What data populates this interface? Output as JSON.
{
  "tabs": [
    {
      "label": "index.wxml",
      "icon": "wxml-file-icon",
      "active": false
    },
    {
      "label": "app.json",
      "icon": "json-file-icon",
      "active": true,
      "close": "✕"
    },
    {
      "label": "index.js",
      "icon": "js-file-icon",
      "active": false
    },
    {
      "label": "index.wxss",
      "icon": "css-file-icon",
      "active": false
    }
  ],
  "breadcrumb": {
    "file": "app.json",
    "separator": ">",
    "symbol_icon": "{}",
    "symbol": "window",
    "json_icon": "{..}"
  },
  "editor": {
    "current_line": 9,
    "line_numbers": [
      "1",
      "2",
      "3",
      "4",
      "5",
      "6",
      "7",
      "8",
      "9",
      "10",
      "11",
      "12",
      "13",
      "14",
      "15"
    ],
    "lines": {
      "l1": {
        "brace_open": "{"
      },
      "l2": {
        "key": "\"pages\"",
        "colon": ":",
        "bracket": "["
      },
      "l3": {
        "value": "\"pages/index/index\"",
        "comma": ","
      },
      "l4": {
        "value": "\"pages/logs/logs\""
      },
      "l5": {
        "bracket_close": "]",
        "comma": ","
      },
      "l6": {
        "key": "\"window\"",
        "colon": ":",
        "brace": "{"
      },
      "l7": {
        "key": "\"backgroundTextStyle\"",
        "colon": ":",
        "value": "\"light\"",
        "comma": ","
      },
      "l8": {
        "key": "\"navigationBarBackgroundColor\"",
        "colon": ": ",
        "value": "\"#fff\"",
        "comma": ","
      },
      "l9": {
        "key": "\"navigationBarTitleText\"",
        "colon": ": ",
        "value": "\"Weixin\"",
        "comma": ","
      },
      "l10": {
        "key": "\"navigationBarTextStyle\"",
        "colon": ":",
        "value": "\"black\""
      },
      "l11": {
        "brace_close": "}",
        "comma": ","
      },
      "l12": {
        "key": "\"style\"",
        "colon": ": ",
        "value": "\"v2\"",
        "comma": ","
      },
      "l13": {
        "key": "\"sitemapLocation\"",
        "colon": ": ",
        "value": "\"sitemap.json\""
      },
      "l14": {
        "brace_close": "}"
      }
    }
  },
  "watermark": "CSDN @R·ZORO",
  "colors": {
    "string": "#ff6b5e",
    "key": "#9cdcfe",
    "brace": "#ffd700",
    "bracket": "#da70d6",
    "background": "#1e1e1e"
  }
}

- WHAT YOU NEED TO DO -
Locate all lines holding the word "wxml", then copy them out.

- RESULT OF THE TASK -
      "label": "index.wxml",
      "icon": "wxml-file-icon",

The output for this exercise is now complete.